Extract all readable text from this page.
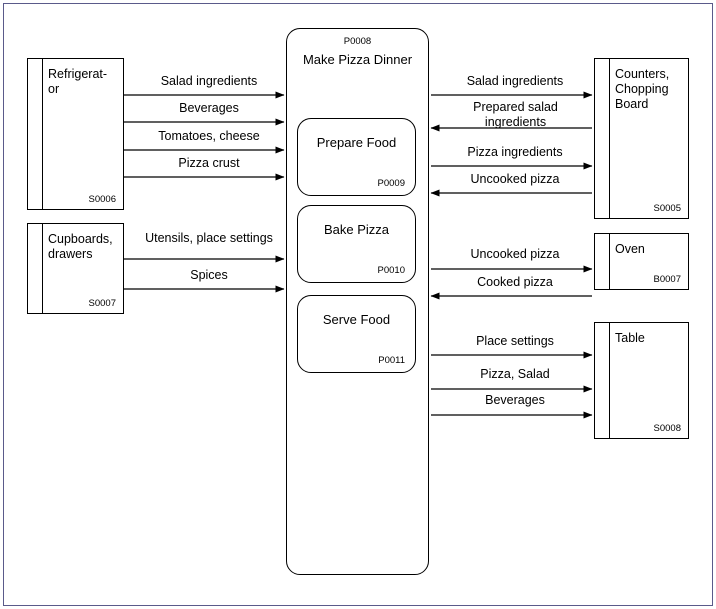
Refrigerat-
or
S0006
Cupboards,
drawers
S0007
Counters,
Chopping
Board
S0005
Oven
B0007
Table
S0008
P0008
Make Pizza Dinner
Prepare Food
P0009
Bake Pizza
P0010
Serve Food
P0011
Salad ingredients
Beverages
Tomatoes, cheese
Pizza crust
Utensils, place settings
Spices
Salad ingredients
Prepared salad ingredients
Pizza ingredients
Uncooked pizza
Uncooked pizza
Cooked pizza
Place settings
Pizza, Salad
Beverages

Do this:
Go through the data above and find the lines with the word "ingredients". Copy each of those lines.

The response:
Salad ingredients
Salad ingredients
Prepared salad ingredients
Pizza ingredients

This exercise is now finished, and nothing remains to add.